┌────────

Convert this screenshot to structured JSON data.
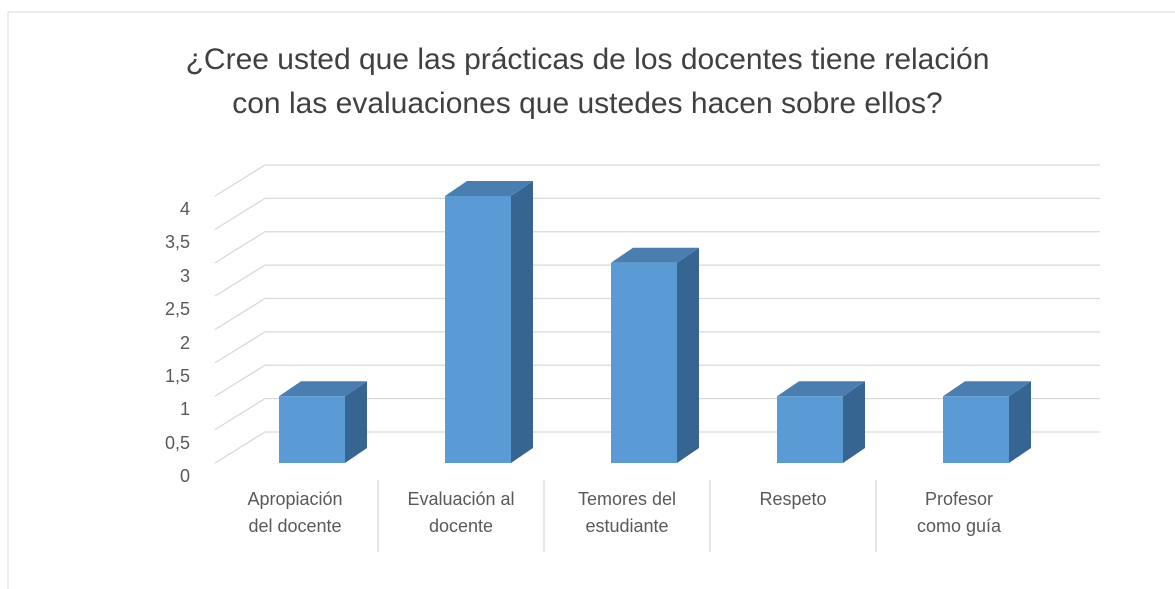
{
  "chart_data": {
    "type": "bar3d",
    "title": "¿Cree usted que las prácticas de los docentes tiene relación\ncon las evaluaciones que ustedes hacen sobre ellos?",
    "categories": [
      "Apropiación\ndel docente",
      "Evaluación al\ndocente",
      "Temores del\nestudiante",
      "Respeto",
      "Profesor\ncomo guía"
    ],
    "values": [
      1,
      4,
      3,
      1,
      1
    ],
    "color": "#5b9bd5",
    "ylim": [
      0,
      4
    ],
    "yticks": [
      0,
      {
        "value": 0.5,
        "label": "0,5"
      },
      1,
      {
        "value": 1.5,
        "label": "1,5"
      },
      2,
      {
        "value": 2.5,
        "label": "2,5"
      },
      3,
      {
        "value": 3.5,
        "label": "3,5"
      },
      4
    ],
    "grid": true
  }
}
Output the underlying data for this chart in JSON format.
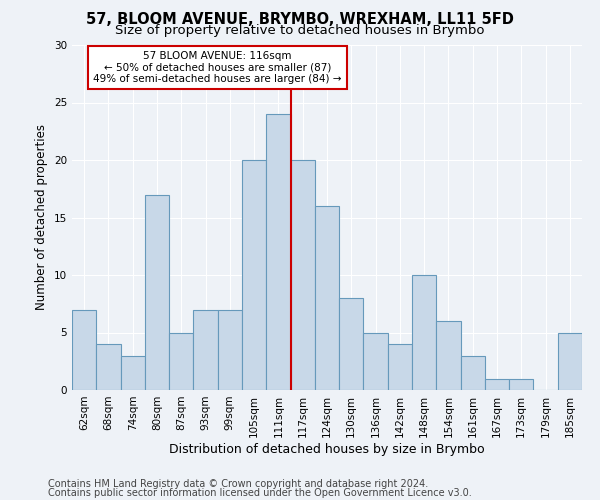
{
  "title": "57, BLOOM AVENUE, BRYMBO, WREXHAM, LL11 5FD",
  "subtitle": "Size of property relative to detached houses in Brymbo",
  "xlabel": "Distribution of detached houses by size in Brymbo",
  "ylabel": "Number of detached properties",
  "categories": [
    "62sqm",
    "68sqm",
    "74sqm",
    "80sqm",
    "87sqm",
    "93sqm",
    "99sqm",
    "105sqm",
    "111sqm",
    "117sqm",
    "124sqm",
    "130sqm",
    "136sqm",
    "142sqm",
    "148sqm",
    "154sqm",
    "161sqm",
    "167sqm",
    "173sqm",
    "179sqm",
    "185sqm"
  ],
  "values": [
    7,
    4,
    3,
    17,
    5,
    7,
    7,
    20,
    24,
    20,
    16,
    8,
    5,
    4,
    10,
    6,
    3,
    1,
    1,
    0,
    5
  ],
  "bar_color": "#c8d8e8",
  "bar_edge_color": "#6699bb",
  "highlight_line_index": 8,
  "annotation_text": "57 BLOOM AVENUE: 116sqm\n← 50% of detached houses are smaller (87)\n49% of semi-detached houses are larger (84) →",
  "annotation_box_color": "#ffffff",
  "annotation_box_edge_color": "#cc0000",
  "ylim": [
    0,
    30
  ],
  "yticks": [
    0,
    5,
    10,
    15,
    20,
    25,
    30
  ],
  "footer_line1": "Contains HM Land Registry data © Crown copyright and database right 2024.",
  "footer_line2": "Contains public sector information licensed under the Open Government Licence v3.0.",
  "background_color": "#eef2f7",
  "grid_color": "#ffffff",
  "title_fontsize": 10.5,
  "subtitle_fontsize": 9.5,
  "ylabel_fontsize": 8.5,
  "xlabel_fontsize": 9,
  "tick_fontsize": 7.5,
  "annotation_fontsize": 7.5,
  "footer_fontsize": 7
}
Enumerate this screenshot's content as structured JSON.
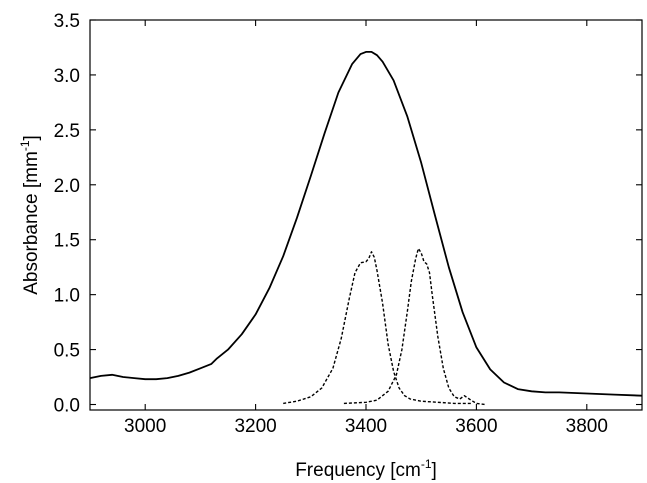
{
  "chart_data": {
    "type": "line",
    "title": "",
    "xlabel": {
      "main": "Frequency [cm",
      "sup": "-1",
      "end": "]"
    },
    "ylabel": {
      "main": "Absorbance [mm",
      "sup": "-1",
      "end": "]"
    },
    "xlim": [
      2900,
      3900
    ],
    "ylim": [
      -0.05,
      3.5
    ],
    "xticks": [
      3000,
      3200,
      3400,
      3600,
      3800
    ],
    "xtick_labels": [
      "3000",
      "3200",
      "3400",
      "3600",
      "3800"
    ],
    "yticks": [
      0.0,
      0.5,
      1.0,
      1.5,
      2.0,
      2.5,
      3.0,
      3.5
    ],
    "ytick_labels": [
      "0.0",
      "0.5",
      "1.0",
      "1.5",
      "2.0",
      "2.5",
      "3.0",
      "3.5"
    ],
    "grid": false,
    "series": [
      {
        "style": "solid",
        "x": [
          2900,
          2920,
          2940,
          2960,
          2980,
          3000,
          3020,
          3040,
          3060,
          3080,
          3100,
          3120,
          3130,
          3150,
          3175,
          3200,
          3225,
          3250,
          3275,
          3300,
          3325,
          3350,
          3375,
          3390,
          3400,
          3410,
          3420,
          3430,
          3450,
          3475,
          3500,
          3525,
          3550,
          3575,
          3600,
          3625,
          3650,
          3675,
          3700,
          3725,
          3750,
          3800,
          3850,
          3900
        ],
        "y": [
          0.24,
          0.26,
          0.27,
          0.25,
          0.24,
          0.23,
          0.23,
          0.24,
          0.26,
          0.29,
          0.33,
          0.37,
          0.42,
          0.5,
          0.64,
          0.82,
          1.06,
          1.35,
          1.7,
          2.08,
          2.47,
          2.84,
          3.1,
          3.19,
          3.21,
          3.21,
          3.18,
          3.12,
          2.95,
          2.62,
          2.2,
          1.72,
          1.25,
          0.84,
          0.52,
          0.32,
          0.2,
          0.14,
          0.12,
          0.11,
          0.11,
          0.1,
          0.09,
          0.08
        ]
      },
      {
        "style": "dashed",
        "x": [
          3250,
          3275,
          3300,
          3320,
          3340,
          3355,
          3370,
          3380,
          3390,
          3400,
          3405,
          3410,
          3415,
          3420,
          3430,
          3440,
          3450,
          3460,
          3470,
          3480,
          3500,
          3530,
          3560,
          3590
        ],
        "y": [
          0.01,
          0.03,
          0.07,
          0.15,
          0.33,
          0.6,
          0.97,
          1.2,
          1.29,
          1.3,
          1.33,
          1.39,
          1.34,
          1.22,
          0.92,
          0.55,
          0.3,
          0.15,
          0.08,
          0.05,
          0.03,
          0.02,
          0.01,
          0.01
        ]
      },
      {
        "style": "dashed",
        "x": [
          3360,
          3400,
          3420,
          3440,
          3455,
          3465,
          3475,
          3482,
          3490,
          3495,
          3500,
          3505,
          3510,
          3515,
          3520,
          3530,
          3540,
          3550,
          3560,
          3570,
          3578,
          3590,
          3600,
          3615
        ],
        "y": [
          0.01,
          0.02,
          0.04,
          0.12,
          0.27,
          0.5,
          0.85,
          1.12,
          1.33,
          1.42,
          1.38,
          1.3,
          1.28,
          1.2,
          1.0,
          0.62,
          0.33,
          0.15,
          0.07,
          0.05,
          0.08,
          0.04,
          0.01,
          0.0
        ]
      }
    ]
  }
}
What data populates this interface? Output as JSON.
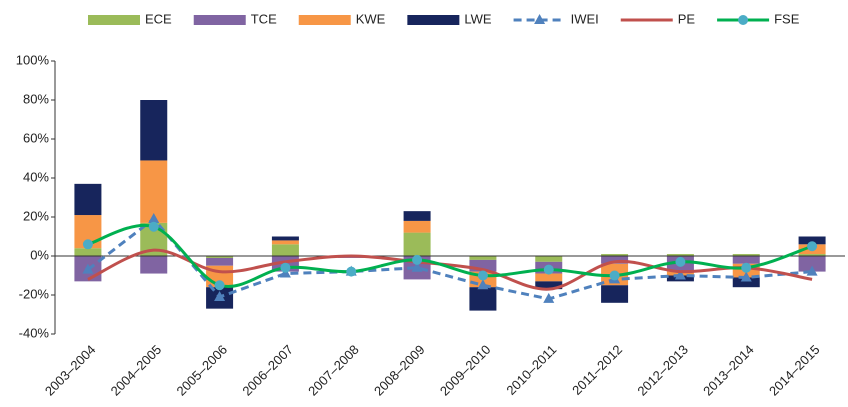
{
  "chart_data": {
    "type": "combo",
    "categories": [
      "2003–2004",
      "2004–2005",
      "2005–2006",
      "2006–2007",
      "2007–2008",
      "2008–2009",
      "2009–2010",
      "2010–2011",
      "2011–2012",
      "2012–2013",
      "2013–2014",
      "2014–2015"
    ],
    "series": [
      {
        "name": "ECE",
        "type": "bar",
        "color": "#9bbb59",
        "values": [
          4,
          17,
          -1,
          6,
          0,
          12,
          -2,
          -3,
          1,
          1,
          1,
          1
        ]
      },
      {
        "name": "TCE",
        "type": "bar",
        "color": "#8064a2",
        "values": [
          -13,
          -9,
          -4,
          -8,
          -1,
          -12,
          -6,
          -6,
          -4,
          -8,
          -4,
          -8
        ]
      },
      {
        "name": "KWE",
        "type": "bar",
        "color": "#f79646",
        "values": [
          17,
          32,
          -11,
          2,
          0,
          6,
          -8,
          -4,
          -11,
          -2,
          -7,
          5
        ]
      },
      {
        "name": "LWE",
        "type": "bar",
        "color": "#17255c",
        "values": [
          16,
          31,
          -11,
          2,
          0,
          5,
          -12,
          -4,
          -9,
          -3,
          -5,
          4
        ]
      },
      {
        "name": "IWEI",
        "type": "line",
        "color": "#4f81bd",
        "dashed": true,
        "marker": "triangle",
        "values": [
          -7,
          19,
          -21,
          -9,
          -8,
          -6,
          -15,
          -22,
          -12,
          -10,
          -11,
          -8
        ]
      },
      {
        "name": "PE",
        "type": "line",
        "color": "#c0504d",
        "smooth": true,
        "values": [
          -12,
          3,
          -8,
          -3,
          0,
          -3,
          -7,
          -17,
          -3,
          -8,
          -6,
          -12
        ]
      },
      {
        "name": "FSE",
        "type": "line",
        "color": "#00b050",
        "smooth": true,
        "marker": "circle",
        "marker_color": "#4bacc6",
        "values": [
          6,
          15,
          -15,
          -6,
          -8,
          -2,
          -10,
          -7,
          -10,
          -3,
          -6,
          5
        ]
      }
    ],
    "ylim": [
      -40,
      100
    ],
    "yticks": [
      {
        "value": -40,
        "label": "-40%"
      },
      {
        "value": -20,
        "label": "-20%"
      },
      {
        "value": 0,
        "label": "0%"
      },
      {
        "value": 20,
        "label": "20%"
      },
      {
        "value": 40,
        "label": "40%"
      },
      {
        "value": 60,
        "label": "60%"
      },
      {
        "value": 80,
        "label": "80%"
      },
      {
        "value": 100,
        "label": "100%"
      }
    ],
    "legend": "top"
  }
}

└────────

**WHAT IS REQUIRED**: Each line above that includes "BLOOM" counts once; state the total and nothing more.

**SOLUTION FOR THIS TASK**: 2